Task – Where the data below has the string "style", return the whole line.

------

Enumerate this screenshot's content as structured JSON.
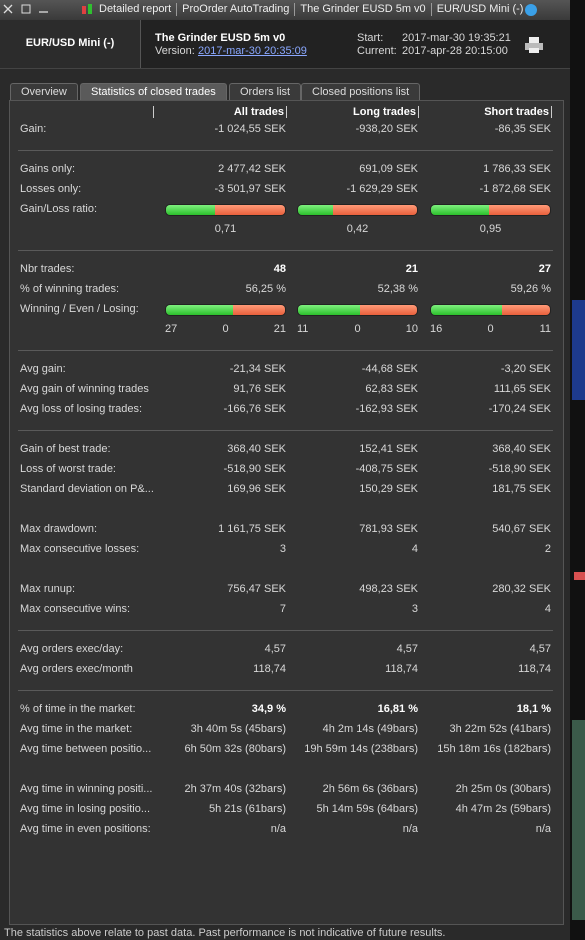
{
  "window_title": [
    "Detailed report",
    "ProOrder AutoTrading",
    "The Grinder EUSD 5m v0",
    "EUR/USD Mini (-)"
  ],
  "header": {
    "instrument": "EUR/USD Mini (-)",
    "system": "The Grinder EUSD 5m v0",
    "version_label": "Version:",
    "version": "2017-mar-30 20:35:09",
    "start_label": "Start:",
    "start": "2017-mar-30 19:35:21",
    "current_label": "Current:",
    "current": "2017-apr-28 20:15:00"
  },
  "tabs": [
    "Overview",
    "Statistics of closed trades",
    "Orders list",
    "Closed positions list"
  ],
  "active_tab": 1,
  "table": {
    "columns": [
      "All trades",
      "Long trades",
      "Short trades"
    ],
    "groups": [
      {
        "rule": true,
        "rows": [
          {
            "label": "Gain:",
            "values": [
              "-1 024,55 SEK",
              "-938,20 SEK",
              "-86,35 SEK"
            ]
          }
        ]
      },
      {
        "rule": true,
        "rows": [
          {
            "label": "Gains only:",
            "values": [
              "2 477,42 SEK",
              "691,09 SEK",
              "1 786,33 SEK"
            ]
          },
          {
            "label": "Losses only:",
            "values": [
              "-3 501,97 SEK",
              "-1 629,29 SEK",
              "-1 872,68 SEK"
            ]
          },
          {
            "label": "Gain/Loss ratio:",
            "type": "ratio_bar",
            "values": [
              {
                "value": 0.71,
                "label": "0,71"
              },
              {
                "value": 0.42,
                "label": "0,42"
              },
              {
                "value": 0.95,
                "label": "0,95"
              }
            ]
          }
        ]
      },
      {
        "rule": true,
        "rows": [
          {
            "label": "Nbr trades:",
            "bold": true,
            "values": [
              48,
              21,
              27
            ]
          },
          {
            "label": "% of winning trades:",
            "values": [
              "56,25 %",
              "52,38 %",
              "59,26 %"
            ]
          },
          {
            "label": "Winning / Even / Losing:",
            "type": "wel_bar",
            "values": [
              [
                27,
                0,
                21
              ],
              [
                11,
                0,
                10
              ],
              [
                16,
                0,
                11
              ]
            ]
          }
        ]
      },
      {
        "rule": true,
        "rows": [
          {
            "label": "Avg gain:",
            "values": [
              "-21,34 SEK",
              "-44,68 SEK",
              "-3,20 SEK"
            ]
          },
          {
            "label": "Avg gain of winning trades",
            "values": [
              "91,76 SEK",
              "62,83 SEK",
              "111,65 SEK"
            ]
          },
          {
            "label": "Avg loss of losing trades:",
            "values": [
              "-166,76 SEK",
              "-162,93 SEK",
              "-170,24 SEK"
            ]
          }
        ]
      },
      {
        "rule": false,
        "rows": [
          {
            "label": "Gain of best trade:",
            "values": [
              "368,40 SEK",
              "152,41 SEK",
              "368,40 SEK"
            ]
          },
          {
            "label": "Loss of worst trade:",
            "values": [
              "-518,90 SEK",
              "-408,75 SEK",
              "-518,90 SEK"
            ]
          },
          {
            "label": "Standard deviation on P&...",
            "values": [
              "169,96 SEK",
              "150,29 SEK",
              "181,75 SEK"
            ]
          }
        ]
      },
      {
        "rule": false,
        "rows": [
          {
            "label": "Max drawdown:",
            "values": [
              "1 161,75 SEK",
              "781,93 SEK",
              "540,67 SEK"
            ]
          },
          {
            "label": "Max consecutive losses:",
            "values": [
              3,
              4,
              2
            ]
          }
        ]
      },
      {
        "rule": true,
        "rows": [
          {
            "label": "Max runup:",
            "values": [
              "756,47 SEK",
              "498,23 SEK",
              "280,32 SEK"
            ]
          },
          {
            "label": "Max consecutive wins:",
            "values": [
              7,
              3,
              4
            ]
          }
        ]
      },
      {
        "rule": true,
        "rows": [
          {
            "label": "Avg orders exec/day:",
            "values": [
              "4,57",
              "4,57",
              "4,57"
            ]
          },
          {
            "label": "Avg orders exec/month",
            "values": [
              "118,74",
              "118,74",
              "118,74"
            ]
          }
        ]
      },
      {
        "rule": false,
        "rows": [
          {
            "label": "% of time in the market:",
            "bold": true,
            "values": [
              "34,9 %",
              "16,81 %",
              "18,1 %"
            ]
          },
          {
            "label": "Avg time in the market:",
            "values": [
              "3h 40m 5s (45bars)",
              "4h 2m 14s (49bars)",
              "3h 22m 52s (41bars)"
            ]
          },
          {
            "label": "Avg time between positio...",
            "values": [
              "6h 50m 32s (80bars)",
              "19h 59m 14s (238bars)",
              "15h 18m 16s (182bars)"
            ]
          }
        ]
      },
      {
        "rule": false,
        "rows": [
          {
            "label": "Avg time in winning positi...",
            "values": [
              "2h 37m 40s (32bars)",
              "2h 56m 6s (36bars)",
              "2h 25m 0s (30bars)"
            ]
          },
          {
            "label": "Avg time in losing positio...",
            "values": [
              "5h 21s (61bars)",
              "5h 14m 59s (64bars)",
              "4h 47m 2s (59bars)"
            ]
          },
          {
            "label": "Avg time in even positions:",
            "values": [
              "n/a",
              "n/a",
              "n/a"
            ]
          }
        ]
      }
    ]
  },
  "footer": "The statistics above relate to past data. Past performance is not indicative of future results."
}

------

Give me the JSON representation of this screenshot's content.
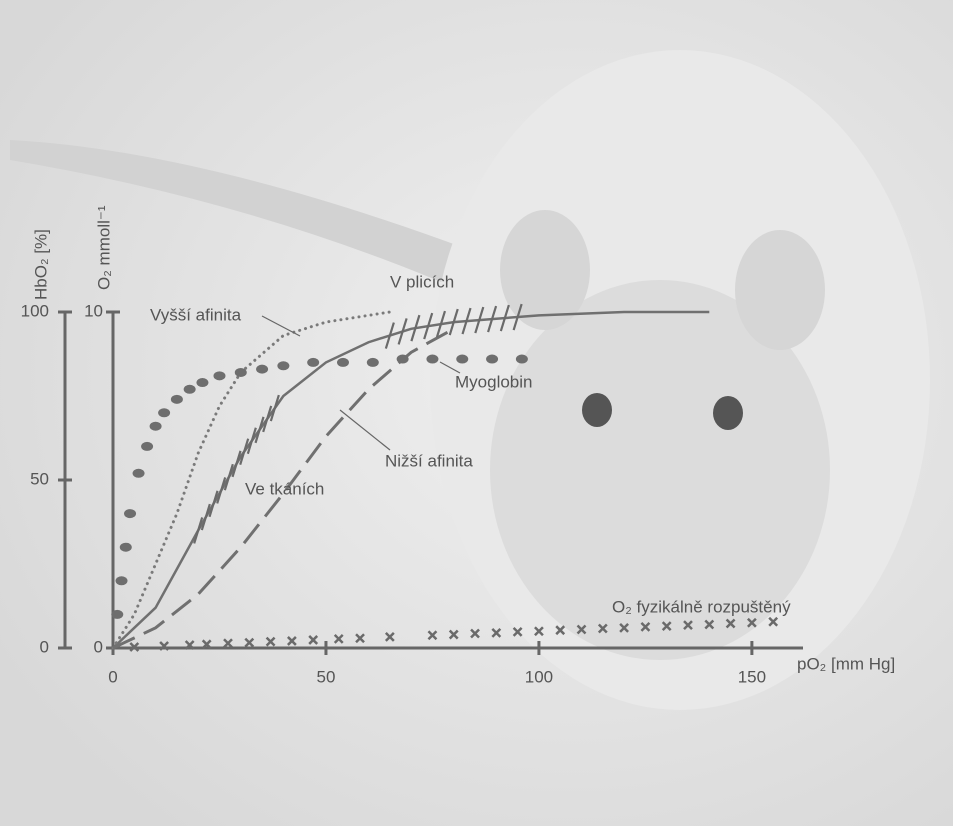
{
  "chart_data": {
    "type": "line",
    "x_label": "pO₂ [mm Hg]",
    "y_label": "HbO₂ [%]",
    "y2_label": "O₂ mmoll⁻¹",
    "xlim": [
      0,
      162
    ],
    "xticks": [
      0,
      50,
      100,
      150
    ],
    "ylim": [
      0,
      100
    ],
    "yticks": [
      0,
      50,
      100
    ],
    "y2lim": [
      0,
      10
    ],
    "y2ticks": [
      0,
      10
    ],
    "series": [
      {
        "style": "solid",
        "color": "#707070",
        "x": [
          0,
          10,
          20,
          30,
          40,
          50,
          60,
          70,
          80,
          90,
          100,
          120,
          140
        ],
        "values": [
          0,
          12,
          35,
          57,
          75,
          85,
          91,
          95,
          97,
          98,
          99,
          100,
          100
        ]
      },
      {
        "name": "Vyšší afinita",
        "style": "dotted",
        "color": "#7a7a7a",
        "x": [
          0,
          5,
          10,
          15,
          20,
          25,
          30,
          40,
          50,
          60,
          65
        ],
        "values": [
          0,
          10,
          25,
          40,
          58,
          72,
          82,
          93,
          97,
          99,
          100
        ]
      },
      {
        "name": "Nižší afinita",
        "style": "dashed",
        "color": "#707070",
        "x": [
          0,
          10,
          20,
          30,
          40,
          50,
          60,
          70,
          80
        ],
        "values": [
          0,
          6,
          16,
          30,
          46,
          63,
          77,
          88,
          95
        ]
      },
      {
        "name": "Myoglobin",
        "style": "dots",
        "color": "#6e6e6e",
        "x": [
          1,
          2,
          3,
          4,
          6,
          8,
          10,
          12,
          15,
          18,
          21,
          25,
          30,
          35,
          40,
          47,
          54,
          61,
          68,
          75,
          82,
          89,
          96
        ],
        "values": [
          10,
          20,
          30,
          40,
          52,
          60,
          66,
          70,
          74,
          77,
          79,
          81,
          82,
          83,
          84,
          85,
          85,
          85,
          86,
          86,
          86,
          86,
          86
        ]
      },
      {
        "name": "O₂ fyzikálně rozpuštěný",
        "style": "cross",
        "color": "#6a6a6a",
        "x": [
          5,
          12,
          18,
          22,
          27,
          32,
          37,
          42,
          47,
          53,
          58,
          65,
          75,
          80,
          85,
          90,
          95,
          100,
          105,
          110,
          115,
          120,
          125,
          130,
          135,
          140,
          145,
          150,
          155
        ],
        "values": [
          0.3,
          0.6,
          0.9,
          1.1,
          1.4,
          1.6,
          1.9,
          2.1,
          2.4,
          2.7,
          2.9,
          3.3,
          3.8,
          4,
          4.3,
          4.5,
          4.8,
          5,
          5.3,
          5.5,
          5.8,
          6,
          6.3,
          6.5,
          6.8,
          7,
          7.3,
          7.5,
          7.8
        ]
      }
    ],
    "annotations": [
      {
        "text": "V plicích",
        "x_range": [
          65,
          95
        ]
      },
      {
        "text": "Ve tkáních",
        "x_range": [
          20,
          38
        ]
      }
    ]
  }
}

------

Complete response –
        "style": "solid",
        "style": "dotted",
        "style": "dashed",
        "style": "dots",
        "style": "cross",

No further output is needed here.